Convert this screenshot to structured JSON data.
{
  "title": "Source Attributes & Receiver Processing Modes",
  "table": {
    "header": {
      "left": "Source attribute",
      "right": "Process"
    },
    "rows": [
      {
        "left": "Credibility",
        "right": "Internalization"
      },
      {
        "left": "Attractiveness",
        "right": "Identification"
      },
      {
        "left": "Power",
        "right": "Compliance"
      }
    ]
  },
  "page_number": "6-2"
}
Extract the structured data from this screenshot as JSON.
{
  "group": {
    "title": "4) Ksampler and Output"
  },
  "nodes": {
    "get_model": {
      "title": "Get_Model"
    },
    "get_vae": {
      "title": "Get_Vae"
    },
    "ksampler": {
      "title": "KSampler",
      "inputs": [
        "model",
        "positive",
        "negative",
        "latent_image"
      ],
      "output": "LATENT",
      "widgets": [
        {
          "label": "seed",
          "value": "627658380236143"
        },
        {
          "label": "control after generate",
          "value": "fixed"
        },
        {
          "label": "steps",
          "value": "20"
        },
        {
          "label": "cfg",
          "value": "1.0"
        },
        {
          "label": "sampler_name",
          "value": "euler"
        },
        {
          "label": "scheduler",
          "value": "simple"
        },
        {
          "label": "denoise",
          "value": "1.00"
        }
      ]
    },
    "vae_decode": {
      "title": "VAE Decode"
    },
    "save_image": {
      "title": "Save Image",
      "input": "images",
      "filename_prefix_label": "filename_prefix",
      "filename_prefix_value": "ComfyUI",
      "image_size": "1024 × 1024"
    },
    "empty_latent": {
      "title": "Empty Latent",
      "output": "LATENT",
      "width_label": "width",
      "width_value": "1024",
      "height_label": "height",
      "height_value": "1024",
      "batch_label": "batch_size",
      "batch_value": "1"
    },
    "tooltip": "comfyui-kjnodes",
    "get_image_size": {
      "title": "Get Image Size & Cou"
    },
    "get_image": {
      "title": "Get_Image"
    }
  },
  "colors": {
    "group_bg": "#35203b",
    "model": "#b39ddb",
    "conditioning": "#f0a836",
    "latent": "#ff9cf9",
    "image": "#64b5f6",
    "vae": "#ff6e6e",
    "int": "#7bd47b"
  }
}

----------

Job
Copy out every line of the data above, exactly as given.

Response for this exercise
Convert this screenshot to structured JSON data.
{
  "title": "Source Attributes & Receiver Processing Modes",
  "table": {
    "header": {
      "left": "Source attribute",
      "right": "Process"
    },
    "rows": [
      {
        "left": "Credibility",
        "right": "Internalization"
      },
      {
        "left": "Attractiveness",
        "right": "Identification"
      },
      {
        "left": "Power",
        "right": "Compliance"
      }
    ]
  },
  "page_number": "6-2"
}
Extract the structured data from this screenshot as JSON.
{
  "group": {
    "title": "4) Ksampler and Output"
  },
  "nodes": {
    "get_model": {
      "title": "Get_Model"
    },
    "get_vae": {
      "title": "Get_Vae"
    },
    "ksampler": {
      "title": "KSampler",
      "inputs": [
        "model",
        "positive",
        "negative",
        "latent_image"
      ],
      "output": "LATENT",
      "widgets": [
        {
          "label": "seed",
          "value": "627658380236143"
        },
        {
          "label": "control after generate",
          "value": "fixed"
        },
        {
          "label": "steps",
          "value": "20"
        },
        {
          "label": "cfg",
          "value": "1.0"
        },
        {
          "label": "sampler_name",
          "value": "euler"
        },
        {
          "label": "scheduler",
          "value": "simple"
        },
        {
          "label": "denoise",
          "value": "1.00"
        }
      ]
    },
    "vae_decode": {
      "title": "VAE Decode"
    },
    "save_image": {
      "title": "Save Image",
      "input": "images",
      "filename_prefix_label": "filename_prefix",
      "filename_prefix_value": "ComfyUI",
      "image_size": "1024 × 1024"
    },
    "empty_latent": {
      "title": "Empty Latent",
      "output": "LATENT",
      "width_label": "width",
      "width_value": "1024",
      "height_label": "height",
      "height_value": "1024",
      "batch_label": "batch_size",
      "batch_value": "1"
    },
    "tooltip": "comfyui-kjnodes",
    "get_image_size": {
      "title": "Get Image Size & Cou"
    },
    "get_image": {
      "title": "Get_Image"
    }
  },
  "colors": {
    "group_bg": "#35203b",
    "model": "#b39ddb",
    "conditioning": "#f0a836",
    "latent": "#ff9cf9",
    "image": "#64b5f6",
    "vae": "#ff6e6e",
    "int": "#7bd47b"
  }
}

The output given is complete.